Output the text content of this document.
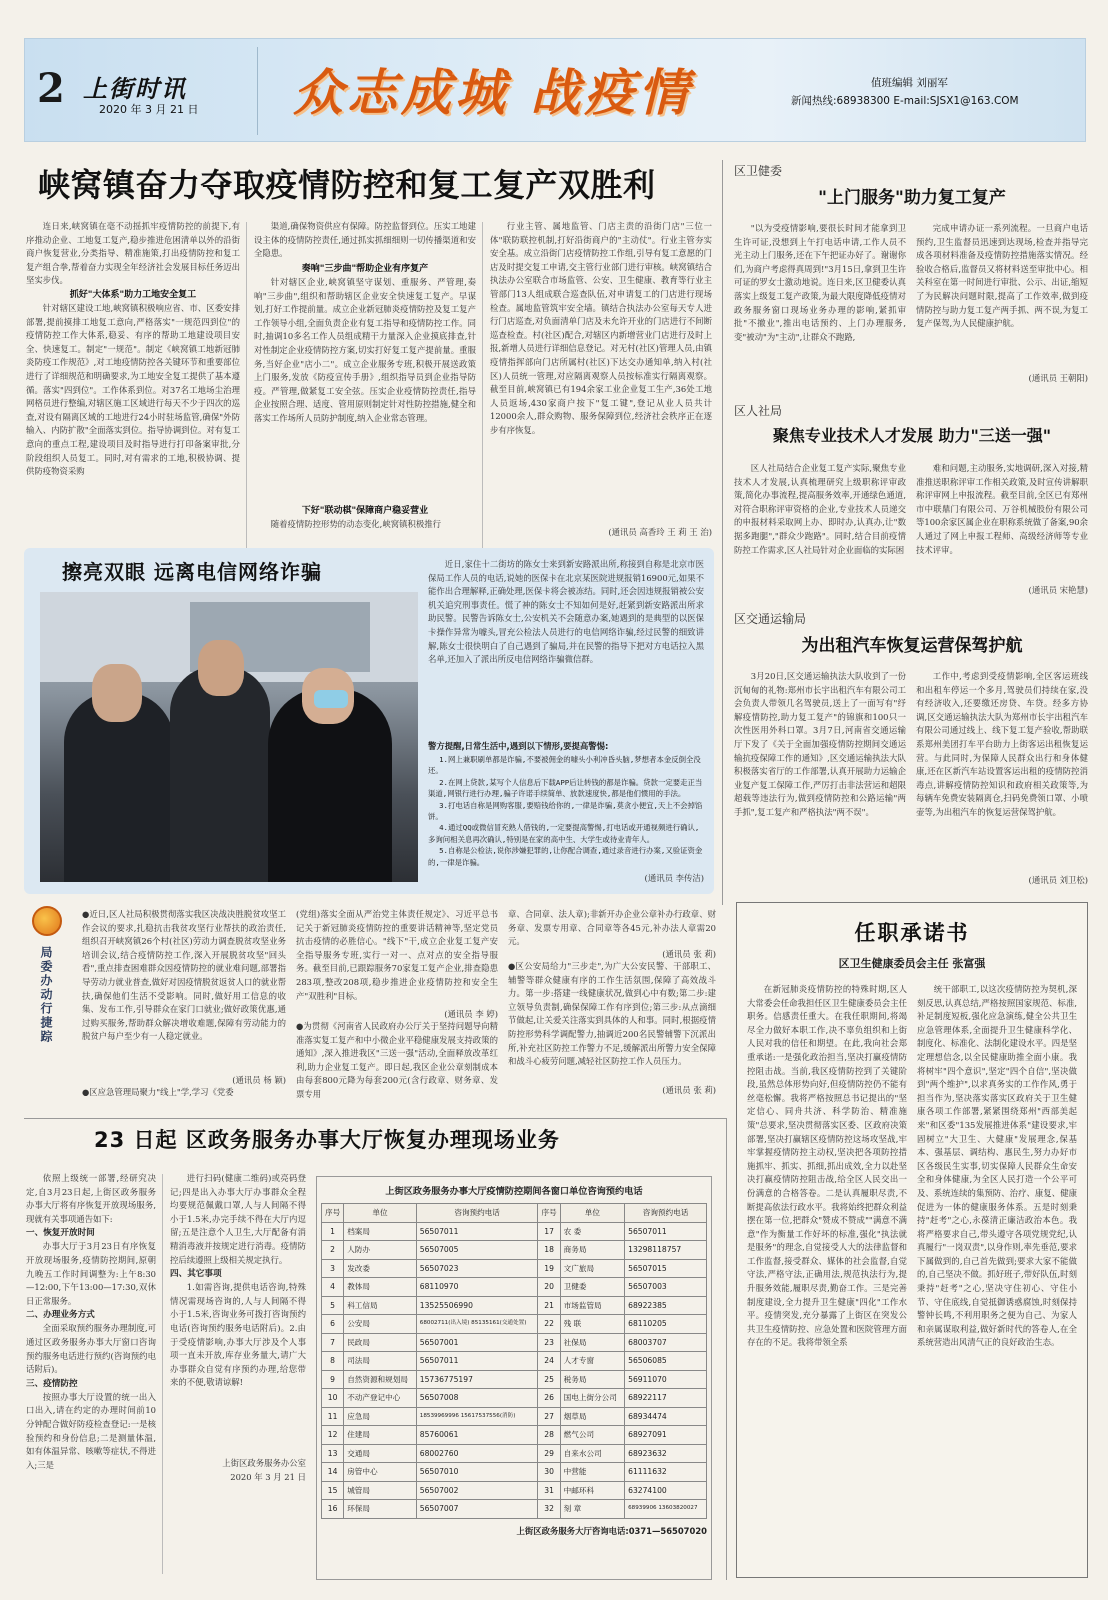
2 上街时讯
2020 年 3 月 21 日 众志成城 战疫情	值班编辑 刘丽军
新闻热线:68938300 E-mail:SJSX1@163.COM
峡窝镇奋力夺取疫情防控和复工复产双胜利
连日来,峡窝镇在毫不动摇抓牢疫情防控的前提下,有序推动企业、工地复工复产,稳步推进危困清单以外的沿街商户恢复营业,分类指导、精准施策,打出疫情防控和复工复产组合拳,帮着奋力实现全年经济社会发展目标任务迈出坚实步伐。
抓好"大体系"助力工地安全复工
针对辖区建设工地,峡窝镇积极响应省、市、区委安排部署,提前摸排工地复工意向,严格落实"一规范四到位"的疫情防控工作大体系,稳妥、有序的帮助工地建设项目安全、快速复工。制定"一规范"。制定《峡窝镇工地新冠肺炎防疫工作规范》,对工地疫情防控各关键环节和重要部位进行了详细规范和明确要求,为工地安全复工提供了基本遵循。落实"四到位"。工作体系到位。对37名工地场尘治理网格员进行整编,对辖区施工区域进行每天不少于四次的巡查,对设有隔离区域的工地进行24小时驻场监管,确保"外防输入、内防扩散"全面落实到位。指导协调到位。对有复工意向的重点工程,建设项目及时指导进行打印备案审批,分阶段组织人员复工。同时,对有需求的工地,积极协调、提供防疫物资采购
渠道,确保物资供应有保障。防控监督到位。压实工地建设主体的疫情防控责任,通过抓实抓细细则一切传播渠道和安全隐患。
奏响"三步曲"帮助企业有序复产
针对辖区企业,峡窝镇坚守谋划、重服务、严管理,奏响"三步曲",组织和帮助辖区企业安全快速复工复产。早谋划,打好工作提前量。成立企业新冠肺炎疫情防控及复工复产工作领导小组,全面负责企业有复工指导和疫情防控工作。同时,抽调10多名工作人员组成精干力量深入企业摸底排查,针对性制定企业疫情防控方案,切实打好复工复产提前量。重服务,当好企业"店小二"。成立企业服务专班,积极开展送政策上门服务,发放《防疫宣传手册》,组织指导员到企业指导防疫。严管理,做紧复工安全弦。压实企业疫情防控责任,指导企业按照合理、适度、管用原则制定针对性防控措施,健全和落实工作场所人员防护制度,纳入企业常态管理。
下好"联动棋"保障商户稳妥营业
随着疫情防控形势的动态变化,峡窝镇积极推行
行业主管、属地监管、门店主责的沿街门店"三位一体"联防联控机制,打好沿街商户的"主动仗"。行业主管夯实安全基。成立沿街门店疫情防控工作组,引导有复工意愿的门店及时提交复工申请,交主管行业部门进行审核。峡窝镇结合执法办公室联合市场监管、公安、卫生健康、教育等行业主管部门13人组成联合巡查队伍,对申请复工的门店进行现场检查。属地监管筑牢安全墙。镇结合执法办公室每天专人进行门店巡查,对负面清单门店及未允许开业的门店进行不间断巡查检查。村(社区)配合,对辖区内新增营业门店进行及时上报,新增人员进行详细信息登记。对无村(社区)管理人员,由镇疫情指挥部向门店所属村(社区)下达交办通知单,纳入村(社区)人员统一管理,对应隔离观察人员按标准实行隔离观察。截至目前,峡窝镇已有194余家工业企业复工生产,36处工地人员返场,430家商户按下"复工键",登记从业人员共计12000余人,群众购物、服务保障到位,经济社会秩序正在逐步有序恢复。
(通讯员 高香玲 王 莉 王 治)
区卫健委
"上门服务"助力复工复产
"以为受疫情影响,要很长时间才能拿到卫生许可证,没想到上午打电话申请,工作人员不光主动上门服务,还在下午把证办好了。谢谢你们,为商户考虑得真周到!"3月15日,拿到卫生许可证的罗女士激动地说。连日来,区卫健委认真落实上级复工复产政策,为最大限度降低疫情对政务服务窗口现场业务办理的影响,紧抓审批"不撤业",推出电话预约、上门办理服务,变"被动"为"主动",让群众不跑路,
完成申请办证一系列流程。一旦商户电话预约,卫生监督员迅速到达现场,检查并指导完成各项材料准备及疫情防控措施落实情况。经验收合格后,监督员又将材料送至审批中心。相关科室在第一时间进行审批、公示、出证,缩短了为民解决问题时限,提高了工作效率,做到疫情防控与助力复工复产两手抓、两不误,为复工复产保驾,为人民健康护航。
(通讯员 王朝阳)
区人社局
聚焦专业技术人才发展 助力"三送一强"
区人社局结合企业复工复产实际,聚焦专业技术人才发展,认真梳理研究上级职称评审政策,简化办事流程,提高服务效率,开通绿色通道,对符合职称评审资格的企业,专业技术人员递交的申报材料采取网上办、即时办,认真办,让"数据多跑腿","群众少跑路"。同时,结合目前疫情防控工作需求,区人社局针对企业面临的实际困
难和问题,主动服务,实地调研,深入对接,精准推送职称评审工作相关政策,及时宣传讲解职称评审网上申报流程。截至目前,全区已有郑州市中联鼎门有限公司、万谷机械股份有限公司等100余家区属企业在职称系统做了备案,90余人通过了网上申报工程师、高级经济师等专业技术评审。
(通讯员 宋艳慧)
区交通运输局
为出租汽车恢复运营保驾护航
3月20日,区交通运输执法大队收到了一份沉甸甸的礼物:郑州市长宇出租汽车有限公司工会负责人带领几名驾驶员,送上了一面写有"纾解疫情防控,助力复工复产"的锦旗和100只一次性医用外科口罩。3月7日,河南省交通运输厅下发了《关于全面加强疫情防控期间交通运输抗疫保障工作的通知》,区交通运输执法大队积极落实省厅的工作部署,认真开展助力运输企业复产复工保障工作,严厉打击非法营运和超限超载等违法行为,做到疫情防控和公路运输"两手抓",复工复产和严格执法"两不误"。
工作中,考虑到受疫情影响,全区客运班线和出租车停运一个多月,驾驶员们持续在家,没有经济收入,还要缴还房贷、车贷。经多方协调,区交通运输执法大队为郑州市长宇出租汽车有限公司通过线上、线下复工复产验收,帮助联系郑州美团打车平台助力上街客运出租恢复运营。与此同时,为保障人民群众出行和身体健康,还在区新汽车站设置客运出租的疫情防控消毒点,讲解疫情防控知识和政府相关政策等,为每辆车免费安装隔离仓,扫码免费领口罩、小喷壶等,为出租汽车的恢复运营保驾护航。
(通讯员 刘卫松)
擦亮双眼 远离电信网络诈骗	近日,家住十二街坊的陈女士来到新安路派出所,称接到自称是北京市医保局工作人员的电话,说她的医保卡在北京某医院进规报销16900元,如果不能作出合理解释,正确处理,医保卡将会被冻结。同时,还会因违规报销被公安机关追究刑事责任。慌了神的陈女士不知如何是好,赶紧到新安路派出所求助民警。民警告诉陈女士,公安机关不会随意办案,她遇到的是典型的以医保卡操作异常为噱头,冒充公检法人员进行的电信网络诈骗,经过民警的细致讲解,陈女士很快明白了自己遇到了骗局,并在民警的指导下把对方电话拉入黑名单,还加入了派出所反电信网络诈骗微信群。
警方提醒,日常生活中,遇到以下情形,要提高警惕:
1.网上兼职刷单都是诈骗,不要被佣金的噱头小利冲昏头脑,梦想者本金反倒全没还。
2.在网上贷款,某写个人信息后下载APP后让转钱的都是诈骗。贷款一定要走正当渠道,网银行进行办理,骗子许诺手续简单、放款速度快,都是他们惯用的手法。
3.打电话自称是网购客服,要赔钱给你的,一律是诈骗,莫贪小便宜,天上不会掉馅饼。
4.通过QQ或微信冒充熟人借钱的,一定要提高警惕,打电话或开通视频进行确认,多询问相关息再次确认,特别是在家的高中生、大学生或待业青年人。
5.自称是公检法,说你涉嫌犯罪的,让你配合调查,通过录音进行办案,又验证资金的,一律是诈骗。
(通讯员 李传洁)
局委办动行捷踪
●近日,区人社局积极贯彻落实我区决战决胜脱贫攻坚工作会议的要求,扎稳抗击我贫攻坚行业帮扶的政治责任,组织召开峡窝镇26个村(社区)劳动力调查脱贫攻坚业务培训会议,结合疫情防控工作,深入开展脱贫攻坚"回头看",重点排查困难群众因疫情防控的就业难问题,部署指导劳动力就业普查,做好对因疫情脱贫返贫人口的就业帮扶,确保他们生活不受影响。同时,做好用工信息的收集、发布工作,引导群众在家门口就业;做好政策优惠,通过购买服务,帮助群众解决增收难题,保障有劳动能力的脱贫户每户至少有一人稳定就业。
(通讯员 杨 颖)
●区应急管理局聚力"线上"学,学习《党委
(党组)落实全面从严治党主体责任规定》、习近平总书记关于新冠肺炎疫情防控的重要讲话精神等,坚定党员抗击疫情的必胜信心。"线下"干,成立企业复工复产安全指导服务专班,实行一对一、点对点的安全指导服务。截至目前,已跟踪服务70家复工复产企业,排查隐患283项,整改208项,稳步推进企业疫情防控和安全生产"双胜利"目标。
(通讯员 李 婷)
●为贯彻《河南省人民政府办公厅关于坚持问题导向精准落实复工复产和中小微企业平稳健康发展支持政策的通知》,深入推进我区"三送一强"活动,全面释放改革红利,助力企业复工复产。即日起,我区企业公章刻制成本由每套800元降为每套200元(含行政章、财务章、发票专用
章、合同章、法人章);非新开办企业公章补办行政章、财务章、发票专用章、合同章等各45元,补办法人章需20元。
(通讯员 张 莉)
●区公安局给力"三步走",为广大公安民警、干部职工、辅警等群众健康有序的工作生活氛围,保障了高效战斗力。第一步:搭建一线健康状况,做到心中有数;第二步:建立领导负责制,确保保障工作有序到位;第三步:从点滴细节做起,让关爱关注落实到具体的人和事。同时,根据疫情防控形势科学调配警力,抽调近200名民警辅警下沉派出所,补充社区防控工作警力不足,缓解派出所警力安全保障和战斗心疲劳问题,减轻社区防控工作人员压力。
(通讯员 张 莉)
任职承诺书
区卫生健康委员会主任 张富强
在新冠肺炎疫情防控的特殊时期,区人大常委会任命我担任区卫生健康委员会主任职务。信感责任重大。在我任职期间,将竭尽全力做好本职工作,决不辜负组织和上街人民对我的信任和期望。在此,我向社会郑重承诺:一是强化政治担当,坚决打赢疫情防控阻击战。当前,我区疫情防控到了关键阶段,虽然总体形势向好,但疫情防控仍不能有丝毫松懈。我将严格按照总书记提出的"坚定信心、同舟共济、科学防治、精准施策"总要求,坚决贯彻落实区委、区政府决策部署,坚决打赢辖区疫情防控这场攻坚战,牢牢掌握疫情防控主动权,坚决把各项防控措施抓牢、抓实、抓细,抓出成效,全力以赴坚决打赢疫情防控阻击战,给全区人民交出一份满意的合格答卷。二是认真履职尽责,不断提高依法行政水平。我将始终把群众利益摆在第一位,把群众"赞成不赞成""满意不满意"作为衡量工作好坏的标准,强化"执法就是服务"的理念,自觉接受人大的法律监督和工作监督,接受群众、媒体的社会监督,自觉守法,严格守法,正确用法,规范执法行为,提升服务效能,履职尽责,勤奋工作。三是完善制度建设,全力提升卫生健康"四化"工作水平。疫情突发,充分暴露了上街区在突发公共卫生疫情防控、应急处置和医院管理方面存在的不足。我将带领全系
统干部职工,以这次疫情防控为契机,深刻反思,认真总结,严格按照国家规范、标准,补足制度短板,强化应急演练,健全公共卫生应急管理体系,全面提升卫生健康科学化、制度化、标准化、法制化建设水平。四是坚定理想信念,以全民健康助推全面小康。我将树牢"四个意识",坚定"四个自信",坚决做到"两个维护",以求真务实的工作作风,勇于担当作为,坚决落实落实区政府关于卫生健康各项工作部署,紧紧围绕郑州"西部美起来"和区委"135发展推进体系"建设要求,牢固树立"大卫生、大健康"发展理念,保基本、强基层、调结构、惠民生,努力办好市区各级民生实事,切实保障人民群众生命安全和身体健康,为全区人民打造一个公平可及、系统连续的集预防、治疗、康复、健康促进为一体的健康服务体系。五是时刻秉持"赶考"之心,永葆清正廉洁政治本色。我将严格要求自己,带头遵守各项党规党纪,认真履行"一岗双责",以身作则,率先垂范,要求下属做到的,自己首先做到;要求大家不能做的,自己坚决不做。抓好班子,带好队伍,时刻秉持"赶考"之心,坚决守住初心、守住小节、守住底线,自觉抵御诱惑腐蚀,时刻保持警钟长鸣,不利用职务之便为自己、为家人和亲属谋取利益,做好新时代的答卷人,在全系统营造出风清气正的良好政治生态。
23 日起 区政务服务办事大厅恢复办理现场业务
依照上级统一部署,经研究决定,自3月23日起,上街区政务服务办事大厅将有序恢复开放现场服务,现就有关事项通告如下:
一、恢复开放时间
办事大厅于3月23日有序恢复开放现场服务,疫情防控期间,原朝九晚五工作时间调整为:上午8:30—12:00,下午13:00—17:30,双休日正常服务。
二、办理业务方式
全面采取预约服务办理制度,可通过区政务服务办事大厅窗口咨询预约服务电话进行预约(咨询预约电话附后)。
三、疫情防控
按照办事大厅设置的统一出入口出入,请在约定的办理时间前10分钟配合做好防疫检查登记:一是核验预约和身份信息;二是测量体温,如有体温异常、咳嗽等症状,不得进入;三是
进行扫码(健康二维码)或亮码登记;四是出入办事大厅办事群众全程均要规范佩戴口罩,人与人间隔不得小于1.5米,办完手续不得在大厅内逗留;五是注意个人卫生,大厅配备有消精消毒液并按规定进行消毒。疫情防控后续遵照上级相关规定执行。
四、其它事项
1.如需咨询,提供电话咨询,特殊情况需现场咨询的,人与人间隔不得小于1.5米,咨询业务可拨打咨询预约电话(咨询预约服务电话附后)。2.由于受疫情影响,办事大厅涉及个人事项一直未开放,库存业务量大,请广大办事群众自觉有序预约办理,给您带来的不便,敬请谅解!
上街区政务服务办公室
2020 年 3 月 21 日
上街区政务服务办事大厅疫情防控期间各窗口单位咨询预约电话
序号	单位	咨询预约电话	序号	单位	咨询预约电话
1	档案局	56507011	17	农 委	56507011
2	人防办	56507005	18	商务局	13298118757
3	发改委	56507023	19	文广旅局	56507015
4	教体局	68110970	20	卫健委	56507003
5	科工信局	13525506990	21	市场监管局	68922385
6	公安局	68002711(出入境) 85135161(交通处置)	22	残 联	68110205
7	民政局	56507001	23	社保局	68003707
8	司法局	56507011	24	人才专窗	56506085
9	自然资源和规划局	15736775197	25	税务局	56911070
10	不动产登记中心	56507008	26	国电上街分公司	68922117
11	应急局	18539969996 15617537556(消防)	27	烟草局	68934474
12	住建局	85760061	28	燃气公司	68927091
13	交通局	68002760	29	自来水公司	68923632
14	房管中心	56507010	30	中营能	61111632
15	城管局	56507002	31	中邮环科	63274100
16	环保局	56507007	32	刻 章	68939906 13603820027
上街区政务服务大厅咨询电话:0371—56507020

┄┄┄┄┄┄┄┄┄┄

TASK BRIEF:
Search the data for "一律是诈骗". Copy every line that has it.

FULL ANSWER:
3.打电话自称是网购客服,要赔钱给你的,一律是诈骗,莫贪小便宜,天上不会掉馅饼。
5.自称是公检法,说你涉嫌犯罪的,让你配合调查,通过录音进行办案,又验证资金的,一律是诈骗。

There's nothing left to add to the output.